(Source records)

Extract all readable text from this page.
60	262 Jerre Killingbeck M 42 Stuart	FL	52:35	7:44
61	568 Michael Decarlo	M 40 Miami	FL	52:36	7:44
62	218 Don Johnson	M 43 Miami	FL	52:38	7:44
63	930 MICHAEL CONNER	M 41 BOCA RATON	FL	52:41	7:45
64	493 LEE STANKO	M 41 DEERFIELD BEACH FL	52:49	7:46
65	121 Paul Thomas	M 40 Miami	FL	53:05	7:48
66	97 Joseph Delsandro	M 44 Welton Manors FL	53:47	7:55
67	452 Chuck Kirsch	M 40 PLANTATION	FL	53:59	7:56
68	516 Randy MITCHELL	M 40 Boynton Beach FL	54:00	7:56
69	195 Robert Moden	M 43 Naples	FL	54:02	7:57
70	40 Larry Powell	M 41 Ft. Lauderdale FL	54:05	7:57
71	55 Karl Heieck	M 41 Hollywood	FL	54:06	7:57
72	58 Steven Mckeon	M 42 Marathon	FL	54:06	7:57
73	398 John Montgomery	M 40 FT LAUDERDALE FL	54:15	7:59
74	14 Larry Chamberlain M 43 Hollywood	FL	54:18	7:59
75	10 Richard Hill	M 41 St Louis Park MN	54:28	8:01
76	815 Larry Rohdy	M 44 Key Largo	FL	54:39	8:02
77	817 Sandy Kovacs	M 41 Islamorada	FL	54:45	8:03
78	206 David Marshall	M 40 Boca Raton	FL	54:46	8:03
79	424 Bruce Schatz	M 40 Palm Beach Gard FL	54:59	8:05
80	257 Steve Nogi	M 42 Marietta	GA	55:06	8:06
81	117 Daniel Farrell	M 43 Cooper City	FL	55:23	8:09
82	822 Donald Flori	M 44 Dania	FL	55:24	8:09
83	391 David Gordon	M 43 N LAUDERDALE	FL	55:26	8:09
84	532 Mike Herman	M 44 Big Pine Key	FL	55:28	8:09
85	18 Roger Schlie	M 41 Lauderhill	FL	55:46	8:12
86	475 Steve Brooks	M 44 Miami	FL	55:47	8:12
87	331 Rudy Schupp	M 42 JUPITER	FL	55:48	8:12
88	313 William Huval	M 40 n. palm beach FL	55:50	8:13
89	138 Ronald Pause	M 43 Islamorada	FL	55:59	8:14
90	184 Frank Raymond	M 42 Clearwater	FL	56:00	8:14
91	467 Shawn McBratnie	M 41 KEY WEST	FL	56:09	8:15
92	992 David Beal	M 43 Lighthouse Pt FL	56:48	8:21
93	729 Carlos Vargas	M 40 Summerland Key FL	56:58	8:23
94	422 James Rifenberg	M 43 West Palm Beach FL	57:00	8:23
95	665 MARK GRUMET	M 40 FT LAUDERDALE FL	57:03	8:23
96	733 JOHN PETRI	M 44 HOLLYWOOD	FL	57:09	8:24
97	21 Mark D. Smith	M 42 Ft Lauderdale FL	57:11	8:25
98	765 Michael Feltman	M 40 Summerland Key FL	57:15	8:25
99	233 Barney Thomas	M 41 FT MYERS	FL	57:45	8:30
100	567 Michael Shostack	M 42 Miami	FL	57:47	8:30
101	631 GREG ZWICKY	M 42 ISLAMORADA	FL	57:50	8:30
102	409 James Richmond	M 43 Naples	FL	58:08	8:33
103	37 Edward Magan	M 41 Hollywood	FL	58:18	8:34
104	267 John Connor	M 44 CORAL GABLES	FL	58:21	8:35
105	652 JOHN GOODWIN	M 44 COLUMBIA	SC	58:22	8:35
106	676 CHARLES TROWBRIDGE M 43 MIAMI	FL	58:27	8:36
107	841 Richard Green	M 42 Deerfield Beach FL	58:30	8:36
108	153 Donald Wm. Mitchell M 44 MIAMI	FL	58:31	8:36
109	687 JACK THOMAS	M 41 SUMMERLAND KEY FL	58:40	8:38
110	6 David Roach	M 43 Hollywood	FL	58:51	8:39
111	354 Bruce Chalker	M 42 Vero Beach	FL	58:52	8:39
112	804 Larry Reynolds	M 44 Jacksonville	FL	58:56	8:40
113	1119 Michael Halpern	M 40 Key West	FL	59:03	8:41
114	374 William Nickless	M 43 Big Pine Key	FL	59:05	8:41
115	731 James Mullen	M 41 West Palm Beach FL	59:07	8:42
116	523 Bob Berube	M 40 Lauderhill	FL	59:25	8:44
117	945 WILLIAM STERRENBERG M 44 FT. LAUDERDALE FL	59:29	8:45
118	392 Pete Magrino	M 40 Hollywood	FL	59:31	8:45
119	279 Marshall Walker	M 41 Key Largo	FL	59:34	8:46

* _DIRECTIONS FOR THIS TASK_
Go through the listing above and pull out each line containing the word "Richard".

* _OUTPUT OF THE TASK_
75	10 Richard Hill	M 41 St Louis Park MN	54:28	8:01
107	841 Richard Green	M 42 Deerfield Beach FL	58:30	8:36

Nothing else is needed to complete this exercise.